### Goal
Give an exact copy of every line, leaving images out.

═════ Available data

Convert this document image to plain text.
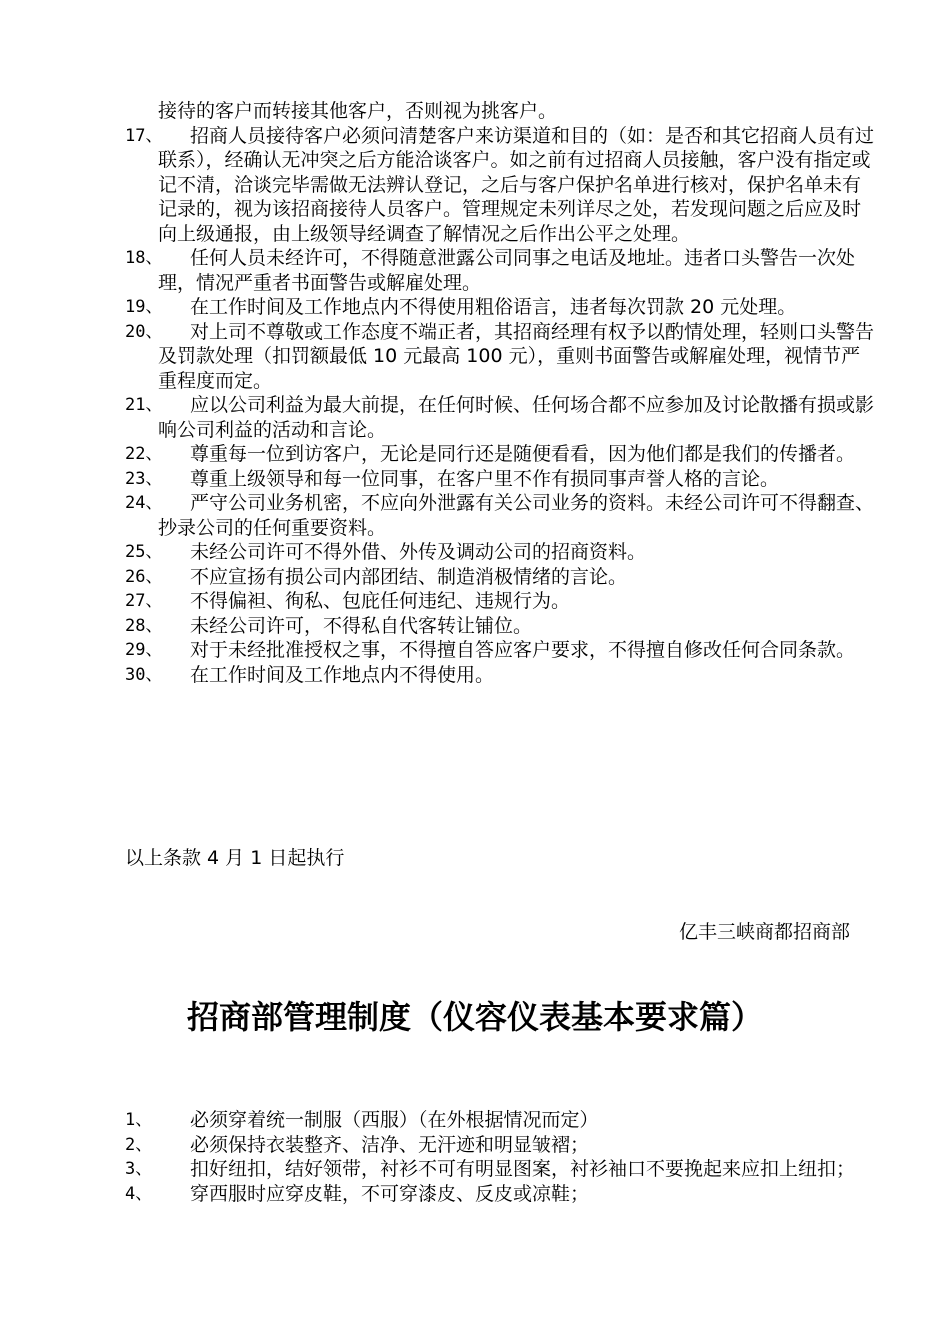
接待的客户而转接其他客户，否则视为挑客户。
17、	招商人员接待客户必须问清楚客户来访渠道和目的（如：是否和其它招商人员有过联系），经确认无冲突之后方能洽谈客户。如之前有过招商人员接触，客户没有指定或记不清，洽谈完毕需做无法辨认登记，之后与客户保护名单进行核对，保护名单未有记录的，视为该招商接待人员客户。管理规定未列详尽之处，若发现问题之后应及时向上级通报，由上级领导经调查了解情况之后作出公平之处理。
18、	任何人员未经许可，不得随意泄露公司同事之电话及地址。违者口头警告一次处理，情况严重者书面警告或解雇处理。
19、	在工作时间及工作地点内不得使用粗俗语言，违者每次罚款 20 元处理。
20、	对上司不尊敬或工作态度不端正者，其招商经理有权予以酌情处理，轻则口头警告及罚款处理（扣罚额最低 10 元最高 100 元），重则书面警告或解雇处理，视情节严重程度而定。
21、	应以公司利益为最大前提，在任何时候、任何场合都不应参加及讨论散播有损或影响公司利益的活动和言论。
22、	尊重每一位到访客户，无论是同行还是随便看看，因为他们都是我们的传播者。
23、	尊重上级领导和每一位同事，在客户里不作有损同事声誉人格的言论。
24、	严守公司业务机密，不应向外泄露有关公司业务的资料。未经公司许可不得翻查、抄录公司的任何重要资料。
25、	未经公司许可不得外借、外传及调动公司的招商资料。
26、	不应宣扬有损公司内部团结、制造消极情绪的言论。
27、	不得偏袒、徇私、包庇任何违纪、违规行为。
28、	未经公司许可，不得私自代客转让铺位。
29、	对于未经批准授权之事，不得擅自答应客户要求，不得擅自修改任何合同条款。
30、	在工作时间及工作地点内不得使用。
以上条款 4 月 1 日起执行
亿丰三峡商都招商部
招商部管理制度（仪容仪表基本要求篇）
1、	必须穿着统一制服（西服）（在外根据情况而定）
2、	必须保持衣装整齐、洁净、无汗迹和明显皱褶；
3、	扣好纽扣，结好领带，衬衫不可有明显图案，衬衫袖口不要挽起来应扣上纽扣；
4、	穿西服时应穿皮鞋，不可穿漆皮、反皮或凉鞋；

══════════

### Exercise response
Convert this document image to plain text.
接待的客户而转接其他客户，否则视为挑客户。
17、	招商人员接待客户必须问清楚客户来访渠道和目的（如：是否和其它招商人员有过联系），经确认无冲突之后方能洽谈客户。如之前有过招商人员接触，客户没有指定或记不清，洽谈完毕需做无法辨认登记，之后与客户保护名单进行核对，保护名单未有记录的，视为该招商接待人员客户。管理规定未列详尽之处，若发现问题之后应及时向上级通报，由上级领导经调查了解情况之后作出公平之处理。
18、	任何人员未经许可，不得随意泄露公司同事之电话及地址。违者口头警告一次处理，情况严重者书面警告或解雇处理。
19、	在工作时间及工作地点内不得使用粗俗语言，违者每次罚款 20 元处理。
20、	对上司不尊敬或工作态度不端正者，其招商经理有权予以酌情处理，轻则口头警告及罚款处理（扣罚额最低 10 元最高 100 元），重则书面警告或解雇处理，视情节严重程度而定。
21、	应以公司利益为最大前提，在任何时候、任何场合都不应参加及讨论散播有损或影响公司利益的活动和言论。
22、	尊重每一位到访客户，无论是同行还是随便看看，因为他们都是我们的传播者。
23、	尊重上级领导和每一位同事，在客户里不作有损同事声誉人格的言论。
24、	严守公司业务机密，不应向外泄露有关公司业务的资料。未经公司许可不得翻查、抄录公司的任何重要资料。
25、	未经公司许可不得外借、外传及调动公司的招商资料。
26、	不应宣扬有损公司内部团结、制造消极情绪的言论。
27、	不得偏袒、徇私、包庇任何违纪、违规行为。
28、	未经公司许可，不得私自代客转让铺位。
29、	对于未经批准授权之事，不得擅自答应客户要求，不得擅自修改任何合同条款。
30、	在工作时间及工作地点内不得使用。
以上条款 4 月 1 日起执行
亿丰三峡商都招商部
招商部管理制度（仪容仪表基本要求篇）
1、	必须穿着统一制服（西服）（在外根据情况而定）
2、	必须保持衣装整齐、洁净、无汗迹和明显皱褶；
3、	扣好纽扣，结好领带，衬衫不可有明显图案，衬衫袖口不要挽起来应扣上纽扣；
4、	穿西服时应穿皮鞋，不可穿漆皮、反皮或凉鞋；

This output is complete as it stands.